Records drawn from a dataset:
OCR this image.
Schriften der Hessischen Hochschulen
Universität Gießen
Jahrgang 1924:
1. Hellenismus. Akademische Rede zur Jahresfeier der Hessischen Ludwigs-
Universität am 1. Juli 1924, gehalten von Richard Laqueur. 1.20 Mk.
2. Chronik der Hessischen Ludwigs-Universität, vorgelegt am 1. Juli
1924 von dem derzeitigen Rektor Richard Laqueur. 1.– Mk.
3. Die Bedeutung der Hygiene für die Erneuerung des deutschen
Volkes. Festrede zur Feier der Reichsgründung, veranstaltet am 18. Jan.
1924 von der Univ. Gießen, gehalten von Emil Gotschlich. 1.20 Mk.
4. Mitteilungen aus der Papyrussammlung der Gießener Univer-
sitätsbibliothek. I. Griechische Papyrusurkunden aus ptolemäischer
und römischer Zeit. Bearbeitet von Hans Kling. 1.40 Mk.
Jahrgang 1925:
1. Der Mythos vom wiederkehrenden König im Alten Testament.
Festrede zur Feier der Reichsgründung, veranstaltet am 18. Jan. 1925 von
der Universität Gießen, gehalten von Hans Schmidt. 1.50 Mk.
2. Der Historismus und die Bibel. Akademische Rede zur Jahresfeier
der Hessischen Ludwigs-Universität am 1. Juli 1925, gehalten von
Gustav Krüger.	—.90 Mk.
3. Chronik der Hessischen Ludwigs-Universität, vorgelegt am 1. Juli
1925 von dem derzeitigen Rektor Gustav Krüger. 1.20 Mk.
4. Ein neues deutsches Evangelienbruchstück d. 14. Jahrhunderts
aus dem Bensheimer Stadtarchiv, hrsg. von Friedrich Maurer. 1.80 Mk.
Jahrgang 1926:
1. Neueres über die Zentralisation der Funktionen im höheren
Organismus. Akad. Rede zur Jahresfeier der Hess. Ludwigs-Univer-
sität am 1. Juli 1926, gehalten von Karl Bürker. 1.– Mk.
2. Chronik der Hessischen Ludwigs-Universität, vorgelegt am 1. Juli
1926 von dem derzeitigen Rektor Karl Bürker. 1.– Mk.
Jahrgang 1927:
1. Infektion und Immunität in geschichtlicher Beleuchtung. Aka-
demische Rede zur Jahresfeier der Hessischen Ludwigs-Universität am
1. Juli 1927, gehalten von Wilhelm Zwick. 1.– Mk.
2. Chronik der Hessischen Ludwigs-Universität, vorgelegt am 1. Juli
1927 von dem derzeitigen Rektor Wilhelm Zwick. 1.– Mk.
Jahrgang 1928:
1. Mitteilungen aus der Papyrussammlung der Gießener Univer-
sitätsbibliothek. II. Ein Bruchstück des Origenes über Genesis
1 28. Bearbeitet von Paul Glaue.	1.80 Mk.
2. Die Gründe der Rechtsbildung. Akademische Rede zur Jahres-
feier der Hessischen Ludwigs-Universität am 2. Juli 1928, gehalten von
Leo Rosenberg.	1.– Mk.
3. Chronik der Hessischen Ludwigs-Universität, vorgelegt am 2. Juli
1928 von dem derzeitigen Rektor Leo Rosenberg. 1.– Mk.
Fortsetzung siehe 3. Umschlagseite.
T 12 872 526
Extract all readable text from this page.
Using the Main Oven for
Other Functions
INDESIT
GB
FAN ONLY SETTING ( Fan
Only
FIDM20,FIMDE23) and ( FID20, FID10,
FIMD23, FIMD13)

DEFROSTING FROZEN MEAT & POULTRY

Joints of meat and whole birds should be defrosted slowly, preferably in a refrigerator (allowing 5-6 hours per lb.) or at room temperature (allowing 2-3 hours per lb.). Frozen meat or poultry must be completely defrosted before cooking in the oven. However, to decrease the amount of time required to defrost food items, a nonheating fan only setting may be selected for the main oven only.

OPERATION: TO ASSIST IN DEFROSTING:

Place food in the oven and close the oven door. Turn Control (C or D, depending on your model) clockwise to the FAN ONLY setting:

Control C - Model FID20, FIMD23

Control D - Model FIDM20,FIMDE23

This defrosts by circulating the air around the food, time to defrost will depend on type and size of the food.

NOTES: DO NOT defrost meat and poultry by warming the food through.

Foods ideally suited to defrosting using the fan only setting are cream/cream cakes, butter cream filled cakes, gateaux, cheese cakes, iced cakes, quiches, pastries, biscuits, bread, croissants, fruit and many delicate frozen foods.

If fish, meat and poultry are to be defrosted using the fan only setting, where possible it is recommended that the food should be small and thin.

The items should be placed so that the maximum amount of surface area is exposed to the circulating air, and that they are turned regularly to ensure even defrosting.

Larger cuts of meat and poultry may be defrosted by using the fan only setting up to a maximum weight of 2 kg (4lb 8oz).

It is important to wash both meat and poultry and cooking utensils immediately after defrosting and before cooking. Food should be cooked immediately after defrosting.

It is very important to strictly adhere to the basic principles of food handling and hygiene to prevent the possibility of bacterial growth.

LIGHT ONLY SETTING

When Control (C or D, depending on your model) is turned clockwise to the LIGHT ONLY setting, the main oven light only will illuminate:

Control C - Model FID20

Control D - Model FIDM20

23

_TASK TO CARRY OUT_
Return each entry from above without altering a single character.

_TASK SOLUTION_
OCR this image.
Schriften der Hessischen Hochschulen
Universität Gießen
Jahrgang 1924:
1. Hellenismus. Akademische Rede zur Jahresfeier der Hessischen Ludwigs-
Universität am 1. Juli 1924, gehalten von Richard Laqueur. 1.20 Mk.
2. Chronik der Hessischen Ludwigs-Universität, vorgelegt am 1. Juli
1924 von dem derzeitigen Rektor Richard Laqueur. 1.– Mk.
3. Die Bedeutung der Hygiene für die Erneuerung des deutschen
Volkes. Festrede zur Feier der Reichsgründung, veranstaltet am 18. Jan.
1924 von der Univ. Gießen, gehalten von Emil Gotschlich. 1.20 Mk.
4. Mitteilungen aus der Papyrussammlung der Gießener Univer-
sitätsbibliothek. I. Griechische Papyrusurkunden aus ptolemäischer
und römischer Zeit. Bearbeitet von Hans Kling. 1.40 Mk.
Jahrgang 1925:
1. Der Mythos vom wiederkehrenden König im Alten Testament.
Festrede zur Feier der Reichsgründung, veranstaltet am 18. Jan. 1925 von
der Universität Gießen, gehalten von Hans Schmidt. 1.50 Mk.
2. Der Historismus und die Bibel. Akademische Rede zur Jahresfeier
der Hessischen Ludwigs-Universität am 1. Juli 1925, gehalten von
Gustav Krüger.	—.90 Mk.
3. Chronik der Hessischen Ludwigs-Universität, vorgelegt am 1. Juli
1925 von dem derzeitigen Rektor Gustav Krüger. 1.20 Mk.
4. Ein neues deutsches Evangelienbruchstück d. 14. Jahrhunderts
aus dem Bensheimer Stadtarchiv, hrsg. von Friedrich Maurer. 1.80 Mk.
Jahrgang 1926:
1. Neueres über die Zentralisation der Funktionen im höheren
Organismus. Akad. Rede zur Jahresfeier der Hess. Ludwigs-Univer-
sität am 1. Juli 1926, gehalten von Karl Bürker. 1.– Mk.
2. Chronik der Hessischen Ludwigs-Universität, vorgelegt am 1. Juli
1926 von dem derzeitigen Rektor Karl Bürker. 1.– Mk.
Jahrgang 1927:
1. Infektion und Immunität in geschichtlicher Beleuchtung. Aka-
demische Rede zur Jahresfeier der Hessischen Ludwigs-Universität am
1. Juli 1927, gehalten von Wilhelm Zwick. 1.– Mk.
2. Chronik der Hessischen Ludwigs-Universität, vorgelegt am 1. Juli
1927 von dem derzeitigen Rektor Wilhelm Zwick. 1.– Mk.
Jahrgang 1928:
1. Mitteilungen aus der Papyrussammlung der Gießener Univer-
sitätsbibliothek. II. Ein Bruchstück des Origenes über Genesis
1 28. Bearbeitet von Paul Glaue.	1.80 Mk.
2. Die Gründe der Rechtsbildung. Akademische Rede zur Jahres-
feier der Hessischen Ludwigs-Universität am 2. Juli 1928, gehalten von
Leo Rosenberg.	1.– Mk.
3. Chronik der Hessischen Ludwigs-Universität, vorgelegt am 2. Juli
1928 von dem derzeitigen Rektor Leo Rosenberg. 1.– Mk.
Fortsetzung siehe 3. Umschlagseite.
T 12 872 526
Extract all readable text from this page.
Using the Main Oven for
Other Functions
INDESIT
GB
FAN ONLY SETTING ( Fan
Only
FIDM20,FIMDE23) and ( FID20, FID10,
FIMD23, FIMD13)

DEFROSTING FROZEN MEAT & POULTRY

Joints of meat and whole birds should be defrosted slowly, preferably in a refrigerator (allowing 5-6 hours per lb.) or at room temperature (allowing 2-3 hours per lb.). Frozen meat or poultry must be completely defrosted before cooking in the oven. However, to decrease the amount of time required to defrost food items, a nonheating fan only setting may be selected for the main oven only.

OPERATION: TO ASSIST IN DEFROSTING:

Place food in the oven and close the oven door. Turn Control (C or D, depending on your model) clockwise to the FAN ONLY setting:

Control C - Model FID20, FIMD23

Control D - Model FIDM20,FIMDE23

This defrosts by circulating the air around the food, time to defrost will depend on type and size of the food.

NOTES: DO NOT defrost meat and poultry by warming the food through.

Foods ideally suited to defrosting using the fan only setting are cream/cream cakes, butter cream filled cakes, gateaux, cheese cakes, iced cakes, quiches, pastries, biscuits, bread, croissants, fruit and many delicate frozen foods.

If fish, meat and poultry are to be defrosted using the fan only setting, where possible it is recommended that the food should be small and thin.

The items should be placed so that the maximum amount of surface area is exposed to the circulating air, and that they are turned regularly to ensure even defrosting.

Larger cuts of meat and poultry may be defrosted by using the fan only setting up to a maximum weight of 2 kg (4lb 8oz).

It is important to wash both meat and poultry and cooking utensils immediately after defrosting and before cooking. Food should be cooked immediately after defrosting.

It is very important to strictly adhere to the basic principles of food handling and hygiene to prevent the possibility of bacterial growth.

LIGHT ONLY SETTING

When Control (C or D, depending on your model) is turned clockwise to the LIGHT ONLY setting, the main oven light only will illuminate:

Control C - Model FID20

Control D - Model FIDM20

23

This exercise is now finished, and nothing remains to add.